Exercise details: Under this task are some entries; return every one of them exactly.

Material for this exercise:
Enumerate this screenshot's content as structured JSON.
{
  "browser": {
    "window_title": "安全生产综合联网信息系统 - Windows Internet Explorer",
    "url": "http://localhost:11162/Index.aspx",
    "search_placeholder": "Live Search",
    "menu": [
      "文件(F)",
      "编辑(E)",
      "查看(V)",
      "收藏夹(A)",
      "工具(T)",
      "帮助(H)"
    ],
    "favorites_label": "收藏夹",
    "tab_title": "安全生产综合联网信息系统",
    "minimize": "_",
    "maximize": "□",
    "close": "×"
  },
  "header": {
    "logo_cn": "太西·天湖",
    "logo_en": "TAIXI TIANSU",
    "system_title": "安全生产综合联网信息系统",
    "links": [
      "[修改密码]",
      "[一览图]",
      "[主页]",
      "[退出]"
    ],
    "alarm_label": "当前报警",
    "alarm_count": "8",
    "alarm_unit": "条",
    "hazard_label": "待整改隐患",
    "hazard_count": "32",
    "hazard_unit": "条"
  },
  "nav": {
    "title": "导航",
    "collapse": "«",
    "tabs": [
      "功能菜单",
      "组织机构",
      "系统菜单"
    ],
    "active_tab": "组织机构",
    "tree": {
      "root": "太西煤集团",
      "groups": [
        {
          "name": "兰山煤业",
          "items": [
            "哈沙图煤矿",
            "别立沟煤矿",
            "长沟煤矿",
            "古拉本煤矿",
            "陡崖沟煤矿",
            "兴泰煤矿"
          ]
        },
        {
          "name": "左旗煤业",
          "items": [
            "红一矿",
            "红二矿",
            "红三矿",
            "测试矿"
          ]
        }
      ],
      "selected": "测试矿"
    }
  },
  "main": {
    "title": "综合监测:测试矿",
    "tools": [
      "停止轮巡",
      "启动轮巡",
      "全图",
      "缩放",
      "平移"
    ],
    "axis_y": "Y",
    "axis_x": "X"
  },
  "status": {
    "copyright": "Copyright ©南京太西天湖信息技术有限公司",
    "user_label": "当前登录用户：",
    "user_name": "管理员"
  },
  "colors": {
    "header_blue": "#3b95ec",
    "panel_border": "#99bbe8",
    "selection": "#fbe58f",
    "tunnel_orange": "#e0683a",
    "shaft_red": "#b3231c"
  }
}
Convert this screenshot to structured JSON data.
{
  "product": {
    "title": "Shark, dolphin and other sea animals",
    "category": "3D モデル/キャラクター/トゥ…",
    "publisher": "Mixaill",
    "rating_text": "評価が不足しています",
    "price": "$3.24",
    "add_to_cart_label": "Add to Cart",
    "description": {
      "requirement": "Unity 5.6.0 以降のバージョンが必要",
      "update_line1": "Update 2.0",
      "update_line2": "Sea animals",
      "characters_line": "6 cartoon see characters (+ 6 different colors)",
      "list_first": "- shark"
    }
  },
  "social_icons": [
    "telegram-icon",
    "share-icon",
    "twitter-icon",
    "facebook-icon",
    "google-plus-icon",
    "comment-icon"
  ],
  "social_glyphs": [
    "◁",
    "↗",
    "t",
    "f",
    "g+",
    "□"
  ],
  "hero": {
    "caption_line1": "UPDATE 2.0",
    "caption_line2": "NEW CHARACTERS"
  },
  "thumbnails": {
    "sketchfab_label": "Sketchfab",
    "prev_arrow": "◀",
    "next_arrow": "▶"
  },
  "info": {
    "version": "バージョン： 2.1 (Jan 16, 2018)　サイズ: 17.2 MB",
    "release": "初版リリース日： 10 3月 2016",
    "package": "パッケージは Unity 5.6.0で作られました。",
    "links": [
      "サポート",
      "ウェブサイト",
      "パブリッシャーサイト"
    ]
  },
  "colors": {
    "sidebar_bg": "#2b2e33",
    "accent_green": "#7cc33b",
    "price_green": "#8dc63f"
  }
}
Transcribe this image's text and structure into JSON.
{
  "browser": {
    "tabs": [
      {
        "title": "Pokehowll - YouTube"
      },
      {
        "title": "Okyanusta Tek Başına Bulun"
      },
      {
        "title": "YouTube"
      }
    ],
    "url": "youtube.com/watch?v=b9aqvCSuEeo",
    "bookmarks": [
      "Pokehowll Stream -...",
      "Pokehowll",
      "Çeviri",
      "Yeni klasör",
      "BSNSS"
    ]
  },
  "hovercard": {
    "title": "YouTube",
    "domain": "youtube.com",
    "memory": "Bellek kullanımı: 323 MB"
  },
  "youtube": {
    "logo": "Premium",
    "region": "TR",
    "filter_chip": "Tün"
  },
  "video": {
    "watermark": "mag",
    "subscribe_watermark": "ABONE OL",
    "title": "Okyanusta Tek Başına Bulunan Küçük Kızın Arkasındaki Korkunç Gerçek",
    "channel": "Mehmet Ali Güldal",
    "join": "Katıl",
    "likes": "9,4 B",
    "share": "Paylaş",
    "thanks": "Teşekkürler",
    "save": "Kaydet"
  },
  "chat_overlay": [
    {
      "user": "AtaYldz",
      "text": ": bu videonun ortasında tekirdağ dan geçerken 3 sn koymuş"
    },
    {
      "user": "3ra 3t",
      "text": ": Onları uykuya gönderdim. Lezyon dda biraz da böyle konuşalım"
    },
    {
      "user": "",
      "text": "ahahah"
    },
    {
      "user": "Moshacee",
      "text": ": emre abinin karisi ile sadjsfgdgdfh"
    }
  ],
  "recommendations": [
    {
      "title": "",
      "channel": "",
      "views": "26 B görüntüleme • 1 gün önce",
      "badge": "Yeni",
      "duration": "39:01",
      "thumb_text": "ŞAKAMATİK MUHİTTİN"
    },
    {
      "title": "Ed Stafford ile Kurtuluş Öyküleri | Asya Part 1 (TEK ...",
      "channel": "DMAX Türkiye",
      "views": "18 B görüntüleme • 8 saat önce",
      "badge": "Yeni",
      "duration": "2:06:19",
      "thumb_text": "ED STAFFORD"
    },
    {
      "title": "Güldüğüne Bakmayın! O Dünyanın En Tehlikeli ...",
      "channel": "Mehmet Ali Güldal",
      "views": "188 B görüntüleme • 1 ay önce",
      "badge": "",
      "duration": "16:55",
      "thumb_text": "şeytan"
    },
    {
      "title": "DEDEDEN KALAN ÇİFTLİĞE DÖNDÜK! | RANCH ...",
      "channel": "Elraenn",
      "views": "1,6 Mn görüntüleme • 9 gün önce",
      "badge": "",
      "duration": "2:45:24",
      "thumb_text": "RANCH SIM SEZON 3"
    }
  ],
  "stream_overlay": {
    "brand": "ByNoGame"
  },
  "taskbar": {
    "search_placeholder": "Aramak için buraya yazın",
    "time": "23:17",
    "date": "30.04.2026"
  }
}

The response:
Enumerate this screenshot's content as structured JSON.
{
  "browser": {
    "window_title": "安全生产综合联网信息系统 - Windows Internet Explorer",
    "url": "http://localhost:11162/Index.aspx",
    "search_placeholder": "Live Search",
    "menu": [
      "文件(F)",
      "编辑(E)",
      "查看(V)",
      "收藏夹(A)",
      "工具(T)",
      "帮助(H)"
    ],
    "favorites_label": "收藏夹",
    "tab_title": "安全生产综合联网信息系统",
    "minimize": "_",
    "maximize": "□",
    "close": "×"
  },
  "header": {
    "logo_cn": "太西·天湖",
    "logo_en": "TAIXI TIANSU",
    "system_title": "安全生产综合联网信息系统",
    "links": [
      "[修改密码]",
      "[一览图]",
      "[主页]",
      "[退出]"
    ],
    "alarm_label": "当前报警",
    "alarm_count": "8",
    "alarm_unit": "条",
    "hazard_label": "待整改隐患",
    "hazard_count": "32",
    "hazard_unit": "条"
  },
  "nav": {
    "title": "导航",
    "collapse": "«",
    "tabs": [
      "功能菜单",
      "组织机构",
      "系统菜单"
    ],
    "active_tab": "组织机构",
    "tree": {
      "root": "太西煤集团",
      "groups": [
        {
          "name": "兰山煤业",
          "items": [
            "哈沙图煤矿",
            "别立沟煤矿",
            "长沟煤矿",
            "古拉本煤矿",
            "陡崖沟煤矿",
            "兴泰煤矿"
          ]
        },
        {
          "name": "左旗煤业",
          "items": [
            "红一矿",
            "红二矿",
            "红三矿",
            "测试矿"
          ]
        }
      ],
      "selected": "测试矿"
    }
  },
  "main": {
    "title": "综合监测:测试矿",
    "tools": [
      "停止轮巡",
      "启动轮巡",
      "全图",
      "缩放",
      "平移"
    ],
    "axis_y": "Y",
    "axis_x": "X"
  },
  "status": {
    "copyright": "Copyright ©南京太西天湖信息技术有限公司",
    "user_label": "当前登录用户：",
    "user_name": "管理员"
  },
  "colors": {
    "header_blue": "#3b95ec",
    "panel_border": "#99bbe8",
    "selection": "#fbe58f",
    "tunnel_orange": "#e0683a",
    "shaft_red": "#b3231c"
  }
}
Convert this screenshot to structured JSON data.
{
  "product": {
    "title": "Shark, dolphin and other sea animals",
    "category": "3D モデル/キャラクター/トゥ…",
    "publisher": "Mixaill",
    "rating_text": "評価が不足しています",
    "price": "$3.24",
    "add_to_cart_label": "Add to Cart",
    "description": {
      "requirement": "Unity 5.6.0 以降のバージョンが必要",
      "update_line1": "Update 2.0",
      "update_line2": "Sea animals",
      "characters_line": "6 cartoon see characters (+ 6 different colors)",
      "list_first": "- shark"
    }
  },
  "social_icons": [
    "telegram-icon",
    "share-icon",
    "twitter-icon",
    "facebook-icon",
    "google-plus-icon",
    "comment-icon"
  ],
  "social_glyphs": [
    "◁",
    "↗",
    "t",
    "f",
    "g+",
    "□"
  ],
  "hero": {
    "caption_line1": "UPDATE 2.0",
    "caption_line2": "NEW CHARACTERS"
  },
  "thumbnails": {
    "sketchfab_label": "Sketchfab",
    "prev_arrow": "◀",
    "next_arrow": "▶"
  },
  "info": {
    "version": "バージョン： 2.1 (Jan 16, 2018)　サイズ: 17.2 MB",
    "release": "初版リリース日： 10 3月 2016",
    "package": "パッケージは Unity 5.6.0で作られました。",
    "links": [
      "サポート",
      "ウェブサイト",
      "パブリッシャーサイト"
    ]
  },
  "colors": {
    "sidebar_bg": "#2b2e33",
    "accent_green": "#7cc33b",
    "price_green": "#8dc63f"
  }
}
Transcribe this image's text and structure into JSON.
{
  "browser": {
    "tabs": [
      {
        "title": "Pokehowll - YouTube"
      },
      {
        "title": "Okyanusta Tek Başına Bulun"
      },
      {
        "title": "YouTube"
      }
    ],
    "url": "youtube.com/watch?v=b9aqvCSuEeo",
    "bookmarks": [
      "Pokehowll Stream -...",
      "Pokehowll",
      "Çeviri",
      "Yeni klasör",
      "BSNSS"
    ]
  },
  "hovercard": {
    "title": "YouTube",
    "domain": "youtube.com",
    "memory": "Bellek kullanımı: 323 MB"
  },
  "youtube": {
    "logo": "Premium",
    "region": "TR",
    "filter_chip": "Tün"
  },
  "video": {
    "watermark": "mag",
    "subscribe_watermark": "ABONE OL",
    "title": "Okyanusta Tek Başına Bulunan Küçük Kızın Arkasındaki Korkunç Gerçek",
    "channel": "Mehmet Ali Güldal",
    "join": "Katıl",
    "likes": "9,4 B",
    "share": "Paylaş",
    "thanks": "Teşekkürler",
    "save": "Kaydet"
  },
  "chat_overlay": [
    {
      "user": "AtaYldz",
      "text": ": bu videonun ortasında tekirdağ dan geçerken 3 sn koymuş"
    },
    {
      "user": "3ra 3t",
      "text": ": Onları uykuya gönderdim. Lezyon dda biraz da böyle konuşalım"
    },
    {
      "user": "",
      "text": "ahahah"
    },
    {
      "user": "Moshacee",
      "text": ": emre abinin karisi ile sadjsfgdgdfh"
    }
  ],
  "recommendations": [
    {
      "title": "",
      "channel": "",
      "views": "26 B görüntüleme • 1 gün önce",
      "badge": "Yeni",
      "duration": "39:01",
      "thumb_text": "ŞAKAMATİK MUHİTTİN"
    },
    {
      "title": "Ed Stafford ile Kurtuluş Öyküleri | Asya Part 1 (TEK ...",
      "channel": "DMAX Türkiye",
      "views": "18 B görüntüleme • 8 saat önce",
      "badge": "Yeni",
      "duration": "2:06:19",
      "thumb_text": "ED STAFFORD"
    },
    {
      "title": "Güldüğüne Bakmayın! O Dünyanın En Tehlikeli ...",
      "channel": "Mehmet Ali Güldal",
      "views": "188 B görüntüleme • 1 ay önce",
      "badge": "",
      "duration": "16:55",
      "thumb_text": "şeytan"
    },
    {
      "title": "DEDEDEN KALAN ÇİFTLİĞE DÖNDÜK! | RANCH ...",
      "channel": "Elraenn",
      "views": "1,6 Mn görüntüleme • 9 gün önce",
      "badge": "",
      "duration": "2:45:24",
      "thumb_text": "RANCH SIM SEZON 3"
    }
  ],
  "stream_overlay": {
    "brand": "ByNoGame"
  },
  "taskbar": {
    "search_placeholder": "Aramak için buraya yazın",
    "time": "23:17",
    "date": "30.04.2026"
  }
}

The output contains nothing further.